Set out each line from the following listing that includes the word "text".

┌─ Supplied data

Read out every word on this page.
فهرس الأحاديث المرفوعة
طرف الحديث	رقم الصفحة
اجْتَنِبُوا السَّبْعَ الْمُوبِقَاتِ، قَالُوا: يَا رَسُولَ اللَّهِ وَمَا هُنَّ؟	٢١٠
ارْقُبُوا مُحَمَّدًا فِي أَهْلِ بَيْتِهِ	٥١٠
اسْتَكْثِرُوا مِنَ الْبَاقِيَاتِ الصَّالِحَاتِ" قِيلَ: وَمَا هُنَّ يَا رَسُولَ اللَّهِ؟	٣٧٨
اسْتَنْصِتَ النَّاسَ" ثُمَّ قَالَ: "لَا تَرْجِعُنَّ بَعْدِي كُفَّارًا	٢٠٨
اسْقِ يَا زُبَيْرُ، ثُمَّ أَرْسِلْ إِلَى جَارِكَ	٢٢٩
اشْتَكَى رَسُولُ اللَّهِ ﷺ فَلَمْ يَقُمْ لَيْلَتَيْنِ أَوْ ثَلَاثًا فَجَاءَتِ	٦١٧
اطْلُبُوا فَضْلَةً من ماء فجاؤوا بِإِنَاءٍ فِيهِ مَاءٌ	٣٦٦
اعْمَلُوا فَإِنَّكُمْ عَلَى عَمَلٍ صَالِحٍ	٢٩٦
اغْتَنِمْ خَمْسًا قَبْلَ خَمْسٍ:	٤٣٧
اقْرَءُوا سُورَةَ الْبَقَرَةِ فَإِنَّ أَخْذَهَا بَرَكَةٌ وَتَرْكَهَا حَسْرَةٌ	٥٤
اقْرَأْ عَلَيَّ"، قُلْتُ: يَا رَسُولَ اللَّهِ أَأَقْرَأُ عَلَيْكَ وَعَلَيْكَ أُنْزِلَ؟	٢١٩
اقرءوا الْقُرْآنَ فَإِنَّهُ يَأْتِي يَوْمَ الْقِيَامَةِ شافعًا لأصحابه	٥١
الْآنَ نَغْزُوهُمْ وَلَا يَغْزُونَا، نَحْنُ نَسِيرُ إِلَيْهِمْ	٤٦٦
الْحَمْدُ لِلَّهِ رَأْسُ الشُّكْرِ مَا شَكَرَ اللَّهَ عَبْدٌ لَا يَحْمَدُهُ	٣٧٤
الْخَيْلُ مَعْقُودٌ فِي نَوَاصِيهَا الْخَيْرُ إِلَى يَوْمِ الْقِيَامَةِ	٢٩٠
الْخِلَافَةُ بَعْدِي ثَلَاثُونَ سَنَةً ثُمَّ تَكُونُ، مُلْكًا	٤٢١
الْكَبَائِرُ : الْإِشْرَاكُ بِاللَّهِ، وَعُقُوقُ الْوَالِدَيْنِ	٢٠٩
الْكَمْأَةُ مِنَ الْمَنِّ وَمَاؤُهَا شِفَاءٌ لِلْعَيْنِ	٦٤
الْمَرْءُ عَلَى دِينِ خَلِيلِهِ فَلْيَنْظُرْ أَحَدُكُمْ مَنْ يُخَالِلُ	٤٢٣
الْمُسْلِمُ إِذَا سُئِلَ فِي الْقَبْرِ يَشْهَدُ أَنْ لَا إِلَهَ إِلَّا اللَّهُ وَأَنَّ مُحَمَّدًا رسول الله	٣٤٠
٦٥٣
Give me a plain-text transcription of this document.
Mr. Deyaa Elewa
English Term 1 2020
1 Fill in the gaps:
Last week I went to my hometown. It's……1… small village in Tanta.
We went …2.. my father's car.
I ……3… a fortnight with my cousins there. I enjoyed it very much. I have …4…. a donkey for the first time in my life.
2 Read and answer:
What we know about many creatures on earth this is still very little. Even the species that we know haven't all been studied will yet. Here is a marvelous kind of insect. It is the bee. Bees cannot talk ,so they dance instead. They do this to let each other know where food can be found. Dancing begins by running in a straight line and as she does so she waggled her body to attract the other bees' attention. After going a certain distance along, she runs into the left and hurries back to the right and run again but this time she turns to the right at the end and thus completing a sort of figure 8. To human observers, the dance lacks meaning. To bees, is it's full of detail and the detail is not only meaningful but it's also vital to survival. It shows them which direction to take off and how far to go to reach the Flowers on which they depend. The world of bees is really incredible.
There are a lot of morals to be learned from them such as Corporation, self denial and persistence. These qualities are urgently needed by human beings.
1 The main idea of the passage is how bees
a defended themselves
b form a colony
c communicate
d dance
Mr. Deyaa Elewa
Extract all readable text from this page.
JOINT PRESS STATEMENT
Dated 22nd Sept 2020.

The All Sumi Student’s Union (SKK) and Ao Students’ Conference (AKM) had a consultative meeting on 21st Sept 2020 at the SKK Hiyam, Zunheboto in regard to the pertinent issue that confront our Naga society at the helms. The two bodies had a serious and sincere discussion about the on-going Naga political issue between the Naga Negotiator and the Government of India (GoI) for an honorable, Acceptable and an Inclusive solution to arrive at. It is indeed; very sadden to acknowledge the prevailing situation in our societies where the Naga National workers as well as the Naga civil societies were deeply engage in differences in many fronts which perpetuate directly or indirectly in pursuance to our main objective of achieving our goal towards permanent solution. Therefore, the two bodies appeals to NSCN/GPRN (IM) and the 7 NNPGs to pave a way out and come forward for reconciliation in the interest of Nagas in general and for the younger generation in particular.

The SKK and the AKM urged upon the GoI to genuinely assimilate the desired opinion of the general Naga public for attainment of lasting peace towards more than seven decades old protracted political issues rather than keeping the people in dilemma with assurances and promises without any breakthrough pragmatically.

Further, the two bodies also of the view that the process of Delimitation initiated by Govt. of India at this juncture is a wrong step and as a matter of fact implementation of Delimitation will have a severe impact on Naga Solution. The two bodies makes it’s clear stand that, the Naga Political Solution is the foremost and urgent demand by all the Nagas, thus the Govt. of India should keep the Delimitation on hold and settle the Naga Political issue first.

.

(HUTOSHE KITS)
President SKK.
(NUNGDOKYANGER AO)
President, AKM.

└─

> [Solution below]
Give me a plain-text transcription of this document.
Extract all readable text from this page.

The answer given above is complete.